== Questions on the material ==
- 1) In the biography of Peter Mumford, list the companies named as ones for which he designed the lighting for dance works in the Eighties.
- 2) Repeat the stretch of the Peter Mumford biography from "His work gradually" through "which Peter directed." word for word.
- 3) Pick up the biography of Peter Mumford, the lighting designer, right after its final sentence and keep writing.

*** Extracted text ***

= Peter Mumford (lighting designer) =

Peter Mumford is an international lighting designer who trained at the Central School of Art in London. He won Laurence Olivier Awards for his work, in 1995 and 2003.

==Biography==
Peter Mumford trained at the Central School of Art in London, under Ralph Koltai, in the late Sixties. In 1969, during his last year at art school, he became a founder member of the mixed media experimental theatre group Moving Being (director Geoff Moore), with whom he worked as designer and lighting and projection designer on all productions until 1978. Mumford moved to Cardiff with Moving Being in 1972, where he designed a temporary theatre space for the new Chapter Arts Centre. After that he continued to work with Moving Being on a project basis but began a wider based freelance career. In the late Seventies he became a part-time member of the faculty of the London Contemporary Dance School at The Place, teaching a course relating choreography to visual art and design and also at that time began collaborating with a number of choreographers in their early work at The Place, such as Siobhan Davies, Richard Alston, Ian Spink and many others. When the company Second Stride was formed in the early Eighties Peter was a founding collaborator as lighting designer - another working relationship that would last for nearly another decade. In the Eighties, Peter designed the lighting for a huge number of dance works for companies such as London Contemporary Dance Theatre, Rambert Dance Company, Second Stride, Siobhan Davies Dance Company and many other individual projects at that time. He also continued to design projects with Moving Being like the major site specific “Mabinogion” - first at Carnarvon Castle and later in Cardiff.
His work gradually expanded into opera, designing sets/costumes and lighting for “Parsifal“ for Welsh National Opera in 1978 and then into drama more towards the end of the 1980s. The Overgrown Path at The Royal Court Theatre in 1985 was the first straight play he lit in London.

In 1986 he co-founded Dancelines Productions, a film/TV production company committed to creating and producing dance for television. He produced and directed many programmes/films for Dancelines for both Channel 4 and BBC2 up until the mid- Nineties and during that period the work won many awards including OperaScreen IMZ 1991- Best New Work / DanceScreen 1992 - Best Studio Adaptation/ Video Danse Grand Prix 1994 - best series (Dance House) and an Emmy Award Nomination for the TV adaptation of Matthew Bourne’s Swan Lake which Peter directed.
The last real work in this area was the series “48 Preludes and Fugues” (Bach) for BBC2 in 2002 - 48 short films, of which Peter directed 24 and was lighting director on the rest.

*** End of Extracted text ***
*** Material provided ***

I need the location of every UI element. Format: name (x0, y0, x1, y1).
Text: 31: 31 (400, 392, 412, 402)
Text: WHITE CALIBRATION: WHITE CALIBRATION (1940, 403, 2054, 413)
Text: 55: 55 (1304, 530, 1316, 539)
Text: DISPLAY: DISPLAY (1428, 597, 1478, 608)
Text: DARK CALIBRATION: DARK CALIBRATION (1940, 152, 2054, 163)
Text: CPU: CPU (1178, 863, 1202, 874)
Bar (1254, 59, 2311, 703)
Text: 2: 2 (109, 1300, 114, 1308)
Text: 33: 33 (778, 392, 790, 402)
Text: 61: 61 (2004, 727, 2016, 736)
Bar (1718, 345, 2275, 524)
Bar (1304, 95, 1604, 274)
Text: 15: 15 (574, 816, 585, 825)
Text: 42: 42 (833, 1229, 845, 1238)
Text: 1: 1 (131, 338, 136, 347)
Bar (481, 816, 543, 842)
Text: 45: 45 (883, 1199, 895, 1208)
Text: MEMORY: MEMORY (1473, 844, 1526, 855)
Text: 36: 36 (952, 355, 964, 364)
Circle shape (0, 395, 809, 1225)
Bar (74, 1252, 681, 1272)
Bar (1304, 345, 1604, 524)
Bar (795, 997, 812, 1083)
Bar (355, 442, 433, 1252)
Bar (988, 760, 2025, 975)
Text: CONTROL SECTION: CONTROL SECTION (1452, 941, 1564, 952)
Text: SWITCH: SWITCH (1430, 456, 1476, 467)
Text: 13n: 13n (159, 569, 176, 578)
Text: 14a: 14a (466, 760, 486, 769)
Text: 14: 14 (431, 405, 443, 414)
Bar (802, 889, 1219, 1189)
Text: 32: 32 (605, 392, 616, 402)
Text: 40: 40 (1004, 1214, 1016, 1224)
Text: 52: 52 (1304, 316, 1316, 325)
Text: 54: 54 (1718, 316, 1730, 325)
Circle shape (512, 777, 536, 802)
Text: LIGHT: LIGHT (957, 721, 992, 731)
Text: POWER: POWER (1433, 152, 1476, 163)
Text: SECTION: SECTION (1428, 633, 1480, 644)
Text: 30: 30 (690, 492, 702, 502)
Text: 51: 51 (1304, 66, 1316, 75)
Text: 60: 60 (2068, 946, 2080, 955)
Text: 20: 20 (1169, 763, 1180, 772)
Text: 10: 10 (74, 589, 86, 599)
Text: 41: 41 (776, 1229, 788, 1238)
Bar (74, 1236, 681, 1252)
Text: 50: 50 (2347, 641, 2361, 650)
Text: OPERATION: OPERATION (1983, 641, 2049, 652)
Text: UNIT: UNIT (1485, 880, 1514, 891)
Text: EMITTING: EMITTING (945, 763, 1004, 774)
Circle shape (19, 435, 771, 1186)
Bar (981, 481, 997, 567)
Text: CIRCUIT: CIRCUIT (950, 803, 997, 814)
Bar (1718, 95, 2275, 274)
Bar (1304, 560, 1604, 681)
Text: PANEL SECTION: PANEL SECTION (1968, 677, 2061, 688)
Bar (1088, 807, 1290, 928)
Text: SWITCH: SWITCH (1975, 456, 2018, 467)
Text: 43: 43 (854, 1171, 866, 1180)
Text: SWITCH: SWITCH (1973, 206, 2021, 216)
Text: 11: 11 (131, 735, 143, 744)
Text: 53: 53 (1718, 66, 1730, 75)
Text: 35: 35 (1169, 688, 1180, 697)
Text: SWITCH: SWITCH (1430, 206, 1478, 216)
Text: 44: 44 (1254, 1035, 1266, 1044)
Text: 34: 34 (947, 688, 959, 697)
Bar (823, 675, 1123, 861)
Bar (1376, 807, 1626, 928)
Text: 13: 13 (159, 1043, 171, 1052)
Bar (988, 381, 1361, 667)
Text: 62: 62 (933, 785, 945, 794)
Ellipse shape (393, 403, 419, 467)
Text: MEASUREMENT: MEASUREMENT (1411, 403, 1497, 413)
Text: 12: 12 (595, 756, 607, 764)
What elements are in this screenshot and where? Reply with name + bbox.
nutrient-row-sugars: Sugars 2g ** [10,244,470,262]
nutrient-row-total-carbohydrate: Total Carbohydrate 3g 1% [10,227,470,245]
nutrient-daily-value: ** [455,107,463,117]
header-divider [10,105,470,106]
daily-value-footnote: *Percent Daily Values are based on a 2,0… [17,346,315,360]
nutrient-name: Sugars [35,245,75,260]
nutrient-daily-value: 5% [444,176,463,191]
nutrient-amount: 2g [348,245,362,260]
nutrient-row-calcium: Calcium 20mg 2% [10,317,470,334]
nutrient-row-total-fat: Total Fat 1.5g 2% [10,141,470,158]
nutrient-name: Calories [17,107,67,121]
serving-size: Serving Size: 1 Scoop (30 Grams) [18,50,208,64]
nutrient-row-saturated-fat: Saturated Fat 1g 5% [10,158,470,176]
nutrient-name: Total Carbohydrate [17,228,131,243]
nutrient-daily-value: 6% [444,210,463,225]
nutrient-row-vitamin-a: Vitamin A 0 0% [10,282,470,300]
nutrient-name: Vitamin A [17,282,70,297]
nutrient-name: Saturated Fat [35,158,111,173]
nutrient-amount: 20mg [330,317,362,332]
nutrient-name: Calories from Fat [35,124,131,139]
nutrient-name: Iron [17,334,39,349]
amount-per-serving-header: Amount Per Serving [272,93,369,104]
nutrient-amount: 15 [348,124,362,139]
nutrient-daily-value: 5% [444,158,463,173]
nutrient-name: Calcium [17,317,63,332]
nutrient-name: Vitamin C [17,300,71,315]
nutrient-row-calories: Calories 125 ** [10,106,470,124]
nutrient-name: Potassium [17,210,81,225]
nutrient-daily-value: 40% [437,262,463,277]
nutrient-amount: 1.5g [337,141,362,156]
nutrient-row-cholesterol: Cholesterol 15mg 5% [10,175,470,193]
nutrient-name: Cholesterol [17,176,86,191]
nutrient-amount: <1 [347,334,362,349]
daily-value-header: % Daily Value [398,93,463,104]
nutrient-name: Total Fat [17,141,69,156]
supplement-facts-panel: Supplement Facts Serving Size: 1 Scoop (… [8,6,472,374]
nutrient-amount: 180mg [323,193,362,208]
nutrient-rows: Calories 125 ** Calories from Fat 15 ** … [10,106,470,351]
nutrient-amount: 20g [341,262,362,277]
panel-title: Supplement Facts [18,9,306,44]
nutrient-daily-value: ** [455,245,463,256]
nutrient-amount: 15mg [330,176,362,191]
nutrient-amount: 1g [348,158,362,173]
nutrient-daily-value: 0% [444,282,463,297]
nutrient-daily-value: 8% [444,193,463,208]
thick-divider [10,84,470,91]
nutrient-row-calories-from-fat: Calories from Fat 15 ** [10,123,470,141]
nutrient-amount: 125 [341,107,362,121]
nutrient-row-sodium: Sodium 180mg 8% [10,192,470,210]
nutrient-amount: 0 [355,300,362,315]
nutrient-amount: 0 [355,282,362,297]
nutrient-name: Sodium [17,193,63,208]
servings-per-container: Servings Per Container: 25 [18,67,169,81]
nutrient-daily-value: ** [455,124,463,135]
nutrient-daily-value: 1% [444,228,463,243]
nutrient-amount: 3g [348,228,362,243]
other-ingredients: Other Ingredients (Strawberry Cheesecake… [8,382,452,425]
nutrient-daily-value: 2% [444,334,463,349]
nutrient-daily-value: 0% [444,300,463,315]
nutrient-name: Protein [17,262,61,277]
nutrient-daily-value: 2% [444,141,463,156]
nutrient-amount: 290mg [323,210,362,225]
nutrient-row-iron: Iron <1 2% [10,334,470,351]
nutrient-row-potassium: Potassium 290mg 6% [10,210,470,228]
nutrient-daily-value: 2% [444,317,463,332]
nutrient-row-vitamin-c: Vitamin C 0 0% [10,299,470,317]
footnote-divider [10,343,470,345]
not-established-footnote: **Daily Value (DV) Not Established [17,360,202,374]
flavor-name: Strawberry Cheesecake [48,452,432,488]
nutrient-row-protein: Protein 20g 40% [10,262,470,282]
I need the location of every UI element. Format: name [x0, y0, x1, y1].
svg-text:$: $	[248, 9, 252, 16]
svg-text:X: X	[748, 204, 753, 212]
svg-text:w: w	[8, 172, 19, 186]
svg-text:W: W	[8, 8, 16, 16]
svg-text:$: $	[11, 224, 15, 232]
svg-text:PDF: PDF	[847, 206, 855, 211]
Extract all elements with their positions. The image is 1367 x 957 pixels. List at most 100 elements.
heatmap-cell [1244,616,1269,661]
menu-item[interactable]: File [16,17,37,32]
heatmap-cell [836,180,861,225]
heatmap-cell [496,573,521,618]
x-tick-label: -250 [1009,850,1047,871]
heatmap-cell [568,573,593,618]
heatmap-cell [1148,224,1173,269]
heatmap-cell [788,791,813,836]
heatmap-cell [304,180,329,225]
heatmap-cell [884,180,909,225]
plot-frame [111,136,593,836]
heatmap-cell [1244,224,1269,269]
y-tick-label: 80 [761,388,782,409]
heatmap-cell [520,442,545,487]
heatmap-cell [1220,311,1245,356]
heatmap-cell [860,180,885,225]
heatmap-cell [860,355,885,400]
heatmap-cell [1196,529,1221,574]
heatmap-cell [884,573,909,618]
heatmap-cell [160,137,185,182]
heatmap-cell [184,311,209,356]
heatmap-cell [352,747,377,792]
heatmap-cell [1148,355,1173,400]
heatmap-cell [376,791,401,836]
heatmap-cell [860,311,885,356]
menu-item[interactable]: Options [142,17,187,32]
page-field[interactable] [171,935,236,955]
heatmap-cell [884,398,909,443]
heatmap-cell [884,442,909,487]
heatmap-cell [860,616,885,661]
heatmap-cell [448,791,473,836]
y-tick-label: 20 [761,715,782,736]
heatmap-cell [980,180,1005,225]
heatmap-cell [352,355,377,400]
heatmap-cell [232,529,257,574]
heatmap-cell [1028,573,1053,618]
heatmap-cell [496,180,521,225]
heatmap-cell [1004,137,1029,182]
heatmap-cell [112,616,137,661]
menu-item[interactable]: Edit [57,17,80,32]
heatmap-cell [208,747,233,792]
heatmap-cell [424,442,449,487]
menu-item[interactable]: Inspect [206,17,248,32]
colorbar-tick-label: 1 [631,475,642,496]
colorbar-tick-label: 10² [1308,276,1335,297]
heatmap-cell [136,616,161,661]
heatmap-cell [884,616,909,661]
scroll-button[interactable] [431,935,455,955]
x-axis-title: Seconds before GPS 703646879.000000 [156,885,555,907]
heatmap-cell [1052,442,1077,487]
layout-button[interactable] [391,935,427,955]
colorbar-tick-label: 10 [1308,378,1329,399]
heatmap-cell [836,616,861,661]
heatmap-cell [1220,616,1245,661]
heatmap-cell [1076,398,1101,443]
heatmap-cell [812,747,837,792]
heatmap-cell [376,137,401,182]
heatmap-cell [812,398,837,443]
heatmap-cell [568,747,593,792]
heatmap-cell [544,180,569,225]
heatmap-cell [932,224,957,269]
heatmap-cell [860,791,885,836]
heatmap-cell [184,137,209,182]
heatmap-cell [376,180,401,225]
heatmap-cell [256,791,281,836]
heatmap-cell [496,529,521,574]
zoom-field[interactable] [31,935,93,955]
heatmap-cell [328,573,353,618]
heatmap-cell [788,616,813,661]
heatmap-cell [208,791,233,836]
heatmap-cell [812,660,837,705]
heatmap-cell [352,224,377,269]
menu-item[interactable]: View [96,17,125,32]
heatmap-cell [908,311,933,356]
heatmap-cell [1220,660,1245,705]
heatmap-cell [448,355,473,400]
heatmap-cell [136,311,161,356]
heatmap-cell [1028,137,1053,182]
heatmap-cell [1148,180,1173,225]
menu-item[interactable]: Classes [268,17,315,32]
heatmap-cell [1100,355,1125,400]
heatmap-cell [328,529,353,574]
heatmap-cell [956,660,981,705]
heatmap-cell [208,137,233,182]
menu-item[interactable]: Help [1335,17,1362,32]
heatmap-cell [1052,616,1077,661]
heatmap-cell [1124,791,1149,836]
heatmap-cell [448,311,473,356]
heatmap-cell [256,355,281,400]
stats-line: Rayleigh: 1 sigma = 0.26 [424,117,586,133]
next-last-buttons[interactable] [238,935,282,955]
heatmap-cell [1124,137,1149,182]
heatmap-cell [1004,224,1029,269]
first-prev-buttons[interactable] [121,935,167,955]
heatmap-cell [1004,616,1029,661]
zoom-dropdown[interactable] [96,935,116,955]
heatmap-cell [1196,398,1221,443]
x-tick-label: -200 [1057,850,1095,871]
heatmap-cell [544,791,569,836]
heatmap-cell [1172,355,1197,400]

*** End of Material provided ***

== Answers for the tasks ==
- 1)
- London Contemporary Dance Theatre
- Rambert Dance Company
- Second Stride
- Siobhan Davies Dance Company

- 2)
His work gradually expanded into opera, designing sets/costumes and lighting for “Parsifal“ for Welsh National Opera in 1978 and then into drama more towards the end of the 1980s. The Overgrown Path at The Royal Court Theatre in 1985 was the first straight play he lit in London.

In 1986 he co-founded Dancelines Productions, a film/TV production company committed to creating and producing dance for television. He produced and directed many programmes/films for Dancelines for both Channel 4 and BBC2 up until the mid- Nineties and during that period the work won many awards including OperaScreen IMZ 1991- Best New Work / DanceScreen 1992 - Best Studio Adaptation/ Video Danse Grand Prix 1994 - best series (Dance House) and an Emmy Award Nomination for the TV adaptation of Matthew Bourne’s Swan Lake which Peter directed.

- 3)
His work is now predominantly in the area of lighting design, but still designs sets on certain projects and most recently was Director of Photography for Francesca Zambello’s film of “The Little Prince”.

He has directed on occasion in the theatre as well as film and television. Productions include “Hamletmachine” and “No, to the Yes-sayer” (Jasager/Neinsager); both at St. Stephens Theatrespace in Cardiff. “The Man with the Foot-soles of Wind”; Almeida Opera. “Earth and the Great Weather”; Almeida Opera. “ L’Heure Espangnol” & L’Enfant et Les Sortileges”; Opera Zuid.

Work in the theatre nowadays, is spread fairly equally across drama, dance (ballet) and opera.

Most recent work includes “Corybantic Games” (Royal Ballet); “John” (National Theatre, London); “My Name Is Lucy Barton” (The Bridge Theatre); “The Way Of The World" (Donmar Warehouse); “The Ferryman” (The Gielgud Theatre); “Long Day's Journey Into Night” (Wyndham's Theatre, London); “Carmen” (The Metropolitan Opera, New York).

Peter was Chairman of the British Association of Lighting Designers from 2011 to 2017.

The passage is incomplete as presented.